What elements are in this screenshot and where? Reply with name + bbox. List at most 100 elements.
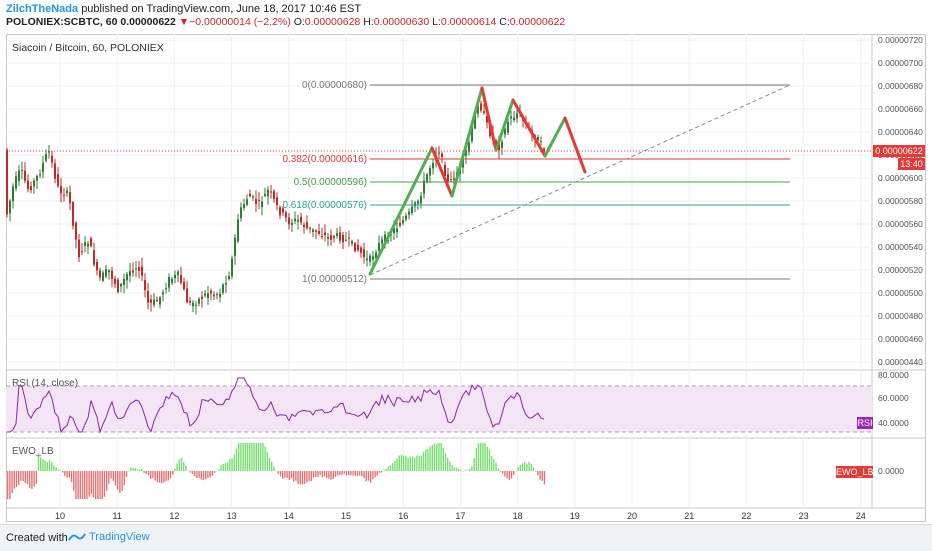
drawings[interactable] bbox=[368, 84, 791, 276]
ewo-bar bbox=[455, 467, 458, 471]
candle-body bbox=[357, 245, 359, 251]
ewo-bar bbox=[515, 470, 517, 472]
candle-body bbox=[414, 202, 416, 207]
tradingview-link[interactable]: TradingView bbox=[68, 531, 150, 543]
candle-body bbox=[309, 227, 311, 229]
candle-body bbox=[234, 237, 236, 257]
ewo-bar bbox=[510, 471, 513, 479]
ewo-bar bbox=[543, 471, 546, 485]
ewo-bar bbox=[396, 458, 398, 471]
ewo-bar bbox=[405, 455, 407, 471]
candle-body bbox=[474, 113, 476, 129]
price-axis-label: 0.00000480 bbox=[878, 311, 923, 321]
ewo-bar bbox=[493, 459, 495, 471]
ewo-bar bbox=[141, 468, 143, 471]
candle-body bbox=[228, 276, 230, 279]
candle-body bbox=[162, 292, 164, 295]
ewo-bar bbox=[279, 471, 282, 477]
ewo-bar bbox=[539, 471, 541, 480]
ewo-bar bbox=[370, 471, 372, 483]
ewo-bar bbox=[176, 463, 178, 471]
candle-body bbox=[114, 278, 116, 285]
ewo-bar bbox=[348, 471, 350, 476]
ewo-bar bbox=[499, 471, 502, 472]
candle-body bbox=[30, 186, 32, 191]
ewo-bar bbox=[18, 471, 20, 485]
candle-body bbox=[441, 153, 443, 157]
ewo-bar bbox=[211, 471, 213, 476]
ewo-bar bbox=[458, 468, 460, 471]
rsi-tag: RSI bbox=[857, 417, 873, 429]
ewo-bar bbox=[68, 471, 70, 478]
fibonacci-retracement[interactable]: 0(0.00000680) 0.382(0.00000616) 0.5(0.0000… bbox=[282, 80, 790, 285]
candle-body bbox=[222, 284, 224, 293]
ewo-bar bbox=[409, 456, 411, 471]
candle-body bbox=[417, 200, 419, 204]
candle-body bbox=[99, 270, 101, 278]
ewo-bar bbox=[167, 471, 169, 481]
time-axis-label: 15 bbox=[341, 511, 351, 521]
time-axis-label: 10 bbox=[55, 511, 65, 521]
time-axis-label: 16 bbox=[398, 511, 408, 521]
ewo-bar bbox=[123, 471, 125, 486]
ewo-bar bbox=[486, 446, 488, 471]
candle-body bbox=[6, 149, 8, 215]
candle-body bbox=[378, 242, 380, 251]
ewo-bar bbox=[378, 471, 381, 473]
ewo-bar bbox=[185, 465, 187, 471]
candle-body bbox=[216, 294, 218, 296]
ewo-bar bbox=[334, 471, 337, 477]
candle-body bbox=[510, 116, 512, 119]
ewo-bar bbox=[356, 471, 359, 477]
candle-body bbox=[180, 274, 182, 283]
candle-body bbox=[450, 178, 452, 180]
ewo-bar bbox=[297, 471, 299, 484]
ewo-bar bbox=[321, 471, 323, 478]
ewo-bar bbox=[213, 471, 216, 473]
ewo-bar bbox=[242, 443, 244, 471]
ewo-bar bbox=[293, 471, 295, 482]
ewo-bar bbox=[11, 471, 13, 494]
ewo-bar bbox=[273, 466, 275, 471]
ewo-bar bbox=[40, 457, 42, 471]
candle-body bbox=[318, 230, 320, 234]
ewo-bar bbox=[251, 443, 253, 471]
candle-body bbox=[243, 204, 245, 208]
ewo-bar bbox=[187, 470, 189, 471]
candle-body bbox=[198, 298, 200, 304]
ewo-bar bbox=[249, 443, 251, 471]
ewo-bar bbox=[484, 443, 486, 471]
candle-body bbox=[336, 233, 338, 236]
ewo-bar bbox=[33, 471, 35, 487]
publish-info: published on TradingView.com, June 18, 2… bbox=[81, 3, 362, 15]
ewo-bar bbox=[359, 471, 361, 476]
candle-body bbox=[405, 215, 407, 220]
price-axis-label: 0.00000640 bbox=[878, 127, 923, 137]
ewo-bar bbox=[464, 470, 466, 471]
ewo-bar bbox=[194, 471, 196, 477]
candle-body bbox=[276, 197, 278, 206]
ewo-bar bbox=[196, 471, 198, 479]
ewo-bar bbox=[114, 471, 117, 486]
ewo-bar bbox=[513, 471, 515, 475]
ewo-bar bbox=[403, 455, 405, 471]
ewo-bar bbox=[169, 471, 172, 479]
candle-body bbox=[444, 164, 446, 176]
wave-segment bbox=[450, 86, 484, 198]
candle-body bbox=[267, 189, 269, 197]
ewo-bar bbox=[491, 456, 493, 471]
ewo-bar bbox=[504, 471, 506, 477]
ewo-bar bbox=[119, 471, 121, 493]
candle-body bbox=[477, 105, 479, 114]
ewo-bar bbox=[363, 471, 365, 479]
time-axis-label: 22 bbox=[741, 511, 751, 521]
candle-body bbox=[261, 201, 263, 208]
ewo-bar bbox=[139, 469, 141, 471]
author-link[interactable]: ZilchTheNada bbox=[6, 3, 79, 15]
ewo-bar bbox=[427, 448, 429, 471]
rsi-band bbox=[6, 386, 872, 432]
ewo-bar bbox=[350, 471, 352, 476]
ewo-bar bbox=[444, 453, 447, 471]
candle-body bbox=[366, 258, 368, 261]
------------------------------------------------
§ Requirement:
Transcribe the records from the line with "drawings[interactable] bbox=[368, 84, 791, 276]" to the line with "candle-body bbox=[114, 278, 116, 285]", both included, reproducing each line verbatim.

§ Solution for this problem:
drawings[interactable] bbox=[368, 84, 791, 276]
ewo-bar bbox=[455, 467, 458, 471]
candle-body bbox=[357, 245, 359, 251]
ewo-bar bbox=[515, 470, 517, 472]
candle-body bbox=[414, 202, 416, 207]
tradingview-link[interactable]: TradingView bbox=[68, 531, 150, 543]
candle-body bbox=[309, 227, 311, 229]
candle-body bbox=[234, 237, 236, 257]
ewo-bar bbox=[510, 471, 513, 479]
ewo-bar bbox=[543, 471, 546, 485]
ewo-bar bbox=[396, 458, 398, 471]
ewo-bar bbox=[405, 455, 407, 471]
candle-body bbox=[474, 113, 476, 129]
price-axis-label: 0.00000480 bbox=[878, 311, 923, 321]
ewo-bar bbox=[493, 459, 495, 471]
ewo-bar bbox=[141, 468, 143, 471]
candle-body bbox=[228, 276, 230, 279]
candle-body bbox=[162, 292, 164, 295]
ewo-bar bbox=[279, 471, 282, 477]
ewo-bar bbox=[539, 471, 541, 480]
ewo-bar bbox=[370, 471, 372, 483]
ewo-bar bbox=[176, 463, 178, 471]
candle-body bbox=[114, 278, 116, 285]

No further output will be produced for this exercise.